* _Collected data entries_
════════
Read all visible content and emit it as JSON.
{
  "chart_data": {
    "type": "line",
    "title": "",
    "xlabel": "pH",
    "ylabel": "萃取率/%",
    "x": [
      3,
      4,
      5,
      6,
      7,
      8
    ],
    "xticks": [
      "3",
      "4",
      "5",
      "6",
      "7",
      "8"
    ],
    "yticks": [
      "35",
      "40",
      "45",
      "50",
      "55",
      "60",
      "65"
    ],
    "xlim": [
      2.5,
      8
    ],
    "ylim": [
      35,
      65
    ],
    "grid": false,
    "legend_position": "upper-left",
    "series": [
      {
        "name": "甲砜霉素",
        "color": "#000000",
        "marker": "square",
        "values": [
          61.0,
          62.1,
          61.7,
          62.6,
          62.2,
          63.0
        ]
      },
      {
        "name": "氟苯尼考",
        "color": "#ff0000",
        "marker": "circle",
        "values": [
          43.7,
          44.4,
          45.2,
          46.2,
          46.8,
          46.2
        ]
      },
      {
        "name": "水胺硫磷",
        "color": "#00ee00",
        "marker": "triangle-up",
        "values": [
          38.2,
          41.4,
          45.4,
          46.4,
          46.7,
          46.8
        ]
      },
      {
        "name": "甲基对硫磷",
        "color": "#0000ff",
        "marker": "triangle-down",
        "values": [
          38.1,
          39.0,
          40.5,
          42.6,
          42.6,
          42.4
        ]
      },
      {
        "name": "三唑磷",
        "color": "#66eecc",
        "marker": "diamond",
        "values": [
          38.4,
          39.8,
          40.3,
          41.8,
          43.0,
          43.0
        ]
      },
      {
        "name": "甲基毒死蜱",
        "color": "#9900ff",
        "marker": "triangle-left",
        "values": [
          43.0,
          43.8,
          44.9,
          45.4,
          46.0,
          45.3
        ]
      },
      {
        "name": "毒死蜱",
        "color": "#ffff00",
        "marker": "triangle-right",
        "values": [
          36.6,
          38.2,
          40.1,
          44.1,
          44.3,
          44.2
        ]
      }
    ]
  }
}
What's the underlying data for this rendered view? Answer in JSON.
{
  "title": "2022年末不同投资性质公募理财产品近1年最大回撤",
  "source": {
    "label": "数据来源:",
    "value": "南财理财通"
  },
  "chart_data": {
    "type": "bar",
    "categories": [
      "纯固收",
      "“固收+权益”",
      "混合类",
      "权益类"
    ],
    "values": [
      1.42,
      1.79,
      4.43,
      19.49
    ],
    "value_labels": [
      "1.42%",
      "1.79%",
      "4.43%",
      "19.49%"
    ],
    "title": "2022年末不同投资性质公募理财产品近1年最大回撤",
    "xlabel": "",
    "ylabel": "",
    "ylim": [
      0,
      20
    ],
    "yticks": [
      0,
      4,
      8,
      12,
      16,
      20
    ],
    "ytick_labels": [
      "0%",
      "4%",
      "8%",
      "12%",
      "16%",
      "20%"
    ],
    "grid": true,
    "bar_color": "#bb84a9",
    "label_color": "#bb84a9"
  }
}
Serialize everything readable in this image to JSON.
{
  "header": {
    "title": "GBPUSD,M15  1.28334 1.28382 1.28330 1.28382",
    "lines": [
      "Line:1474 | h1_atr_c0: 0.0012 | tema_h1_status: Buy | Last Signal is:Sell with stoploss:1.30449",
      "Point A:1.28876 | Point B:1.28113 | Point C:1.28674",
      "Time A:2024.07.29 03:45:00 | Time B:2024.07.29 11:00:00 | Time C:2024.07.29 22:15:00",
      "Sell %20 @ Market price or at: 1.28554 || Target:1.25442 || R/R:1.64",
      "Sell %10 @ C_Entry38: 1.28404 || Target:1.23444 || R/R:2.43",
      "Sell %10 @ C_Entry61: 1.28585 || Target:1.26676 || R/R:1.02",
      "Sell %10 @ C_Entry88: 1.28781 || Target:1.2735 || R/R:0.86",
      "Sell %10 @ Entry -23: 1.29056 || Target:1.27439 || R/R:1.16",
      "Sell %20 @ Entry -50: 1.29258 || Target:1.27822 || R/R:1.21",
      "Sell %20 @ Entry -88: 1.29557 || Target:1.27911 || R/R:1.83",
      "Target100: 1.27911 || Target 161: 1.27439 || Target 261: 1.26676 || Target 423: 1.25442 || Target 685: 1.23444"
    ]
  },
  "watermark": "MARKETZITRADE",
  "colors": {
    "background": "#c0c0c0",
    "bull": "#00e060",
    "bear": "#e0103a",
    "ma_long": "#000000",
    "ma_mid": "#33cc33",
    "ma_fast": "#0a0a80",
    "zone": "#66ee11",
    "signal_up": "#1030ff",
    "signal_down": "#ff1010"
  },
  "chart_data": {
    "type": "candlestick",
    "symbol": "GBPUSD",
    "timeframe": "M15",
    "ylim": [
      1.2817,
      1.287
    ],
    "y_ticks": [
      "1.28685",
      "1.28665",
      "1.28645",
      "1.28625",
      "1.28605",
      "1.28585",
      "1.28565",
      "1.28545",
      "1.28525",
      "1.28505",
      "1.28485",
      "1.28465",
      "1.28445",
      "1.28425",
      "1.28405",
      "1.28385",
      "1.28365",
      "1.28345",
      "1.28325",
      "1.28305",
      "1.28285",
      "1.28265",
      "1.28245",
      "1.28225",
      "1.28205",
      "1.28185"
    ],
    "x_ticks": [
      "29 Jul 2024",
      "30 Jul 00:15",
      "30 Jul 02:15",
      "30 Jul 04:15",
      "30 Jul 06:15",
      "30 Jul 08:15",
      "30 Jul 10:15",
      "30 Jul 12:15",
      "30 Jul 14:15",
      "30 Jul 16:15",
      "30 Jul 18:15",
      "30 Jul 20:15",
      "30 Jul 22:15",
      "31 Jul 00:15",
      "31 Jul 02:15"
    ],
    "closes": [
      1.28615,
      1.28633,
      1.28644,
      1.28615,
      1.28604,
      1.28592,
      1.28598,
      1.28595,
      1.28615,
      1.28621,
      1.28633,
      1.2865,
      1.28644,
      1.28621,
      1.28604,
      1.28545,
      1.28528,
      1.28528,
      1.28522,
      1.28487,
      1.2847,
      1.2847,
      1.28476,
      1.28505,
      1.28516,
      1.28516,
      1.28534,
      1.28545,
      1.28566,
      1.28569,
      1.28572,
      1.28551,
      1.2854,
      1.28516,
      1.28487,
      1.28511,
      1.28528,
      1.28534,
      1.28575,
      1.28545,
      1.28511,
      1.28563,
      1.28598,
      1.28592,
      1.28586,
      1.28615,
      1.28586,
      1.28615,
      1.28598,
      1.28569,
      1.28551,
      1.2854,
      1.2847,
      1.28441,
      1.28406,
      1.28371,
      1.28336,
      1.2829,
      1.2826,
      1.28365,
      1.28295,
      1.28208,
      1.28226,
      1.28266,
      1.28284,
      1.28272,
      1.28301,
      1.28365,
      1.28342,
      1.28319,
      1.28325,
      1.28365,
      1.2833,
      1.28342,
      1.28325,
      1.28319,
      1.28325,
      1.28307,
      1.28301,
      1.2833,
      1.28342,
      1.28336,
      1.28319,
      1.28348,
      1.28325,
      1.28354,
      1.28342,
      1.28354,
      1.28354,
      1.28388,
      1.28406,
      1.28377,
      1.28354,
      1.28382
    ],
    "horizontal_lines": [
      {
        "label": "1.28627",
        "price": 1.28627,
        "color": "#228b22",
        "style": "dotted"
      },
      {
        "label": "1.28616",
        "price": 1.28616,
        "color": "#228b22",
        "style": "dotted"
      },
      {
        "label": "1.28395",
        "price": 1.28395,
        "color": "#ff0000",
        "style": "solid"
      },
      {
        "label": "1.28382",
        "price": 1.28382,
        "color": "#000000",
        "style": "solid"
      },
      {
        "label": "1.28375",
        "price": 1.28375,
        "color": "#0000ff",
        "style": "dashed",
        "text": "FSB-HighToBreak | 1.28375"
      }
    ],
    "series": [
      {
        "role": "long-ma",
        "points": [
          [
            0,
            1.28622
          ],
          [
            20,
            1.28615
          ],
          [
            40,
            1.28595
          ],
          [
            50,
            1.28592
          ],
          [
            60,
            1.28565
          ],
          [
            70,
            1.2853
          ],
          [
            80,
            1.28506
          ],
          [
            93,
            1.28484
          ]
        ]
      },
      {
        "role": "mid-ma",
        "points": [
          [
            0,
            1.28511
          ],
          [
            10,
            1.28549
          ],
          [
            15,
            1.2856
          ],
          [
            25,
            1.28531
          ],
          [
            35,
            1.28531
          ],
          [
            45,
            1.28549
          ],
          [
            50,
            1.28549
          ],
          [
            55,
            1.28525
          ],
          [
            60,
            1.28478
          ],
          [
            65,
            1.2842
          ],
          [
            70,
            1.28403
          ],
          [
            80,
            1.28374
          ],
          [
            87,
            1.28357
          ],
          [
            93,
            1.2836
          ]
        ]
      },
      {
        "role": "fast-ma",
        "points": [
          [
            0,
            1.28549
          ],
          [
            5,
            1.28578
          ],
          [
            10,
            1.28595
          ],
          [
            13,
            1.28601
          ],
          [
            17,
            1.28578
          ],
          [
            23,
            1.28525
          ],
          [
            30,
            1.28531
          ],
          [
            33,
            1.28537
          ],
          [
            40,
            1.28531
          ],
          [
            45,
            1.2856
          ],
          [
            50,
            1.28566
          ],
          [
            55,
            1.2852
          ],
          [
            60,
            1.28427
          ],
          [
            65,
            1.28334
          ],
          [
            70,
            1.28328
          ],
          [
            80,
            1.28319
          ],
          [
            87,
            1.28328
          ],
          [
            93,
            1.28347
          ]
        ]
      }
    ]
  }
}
════════
* _What the task requires_
Go through the records and pull out each line that includes the word "GBPUSD".

* _Task output_
    "title": "GBPUSD,M15  1.28334 1.28382 1.28330 1.28382",
    "symbol": "GBPUSD",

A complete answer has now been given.